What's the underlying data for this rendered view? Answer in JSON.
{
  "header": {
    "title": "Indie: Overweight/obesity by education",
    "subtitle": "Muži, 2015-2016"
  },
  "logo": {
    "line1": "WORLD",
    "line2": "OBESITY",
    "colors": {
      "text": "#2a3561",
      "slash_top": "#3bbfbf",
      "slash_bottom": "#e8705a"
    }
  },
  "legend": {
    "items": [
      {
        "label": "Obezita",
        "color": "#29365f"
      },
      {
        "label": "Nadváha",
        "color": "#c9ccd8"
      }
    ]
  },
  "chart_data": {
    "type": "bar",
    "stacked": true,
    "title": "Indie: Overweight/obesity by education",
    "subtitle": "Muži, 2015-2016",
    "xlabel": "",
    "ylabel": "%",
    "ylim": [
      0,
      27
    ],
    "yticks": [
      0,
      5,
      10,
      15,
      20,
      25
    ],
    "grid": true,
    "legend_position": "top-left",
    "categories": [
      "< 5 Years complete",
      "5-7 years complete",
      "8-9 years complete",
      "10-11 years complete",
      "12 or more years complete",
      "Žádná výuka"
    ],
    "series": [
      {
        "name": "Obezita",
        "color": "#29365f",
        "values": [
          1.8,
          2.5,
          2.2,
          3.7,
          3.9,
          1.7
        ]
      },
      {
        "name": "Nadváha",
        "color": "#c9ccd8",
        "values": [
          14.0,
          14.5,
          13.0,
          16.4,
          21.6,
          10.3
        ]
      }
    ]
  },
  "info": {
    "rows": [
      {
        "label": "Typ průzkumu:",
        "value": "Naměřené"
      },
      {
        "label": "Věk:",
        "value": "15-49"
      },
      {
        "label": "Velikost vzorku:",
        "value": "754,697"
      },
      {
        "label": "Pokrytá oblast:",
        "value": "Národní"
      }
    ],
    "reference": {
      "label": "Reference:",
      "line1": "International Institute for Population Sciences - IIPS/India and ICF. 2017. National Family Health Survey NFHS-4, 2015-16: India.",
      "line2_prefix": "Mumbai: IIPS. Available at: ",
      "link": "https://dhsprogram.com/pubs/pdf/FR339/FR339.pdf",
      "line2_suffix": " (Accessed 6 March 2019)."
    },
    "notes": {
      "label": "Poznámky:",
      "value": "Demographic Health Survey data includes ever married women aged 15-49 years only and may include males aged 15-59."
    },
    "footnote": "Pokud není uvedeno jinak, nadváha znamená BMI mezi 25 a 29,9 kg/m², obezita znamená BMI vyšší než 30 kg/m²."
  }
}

**TASK DIRECTIONS:**
Copy out every line from the records that has the word "IIPS".

**RESULT OF THE EXERCISE:**
      "line1": "International Institute for Population Sciences - IIPS/India and ICF. 2017. National Family Health Survey NFHS-4, 2015-16: India.",
      "line2_prefix": "Mumbai: IIPS. Available at: ",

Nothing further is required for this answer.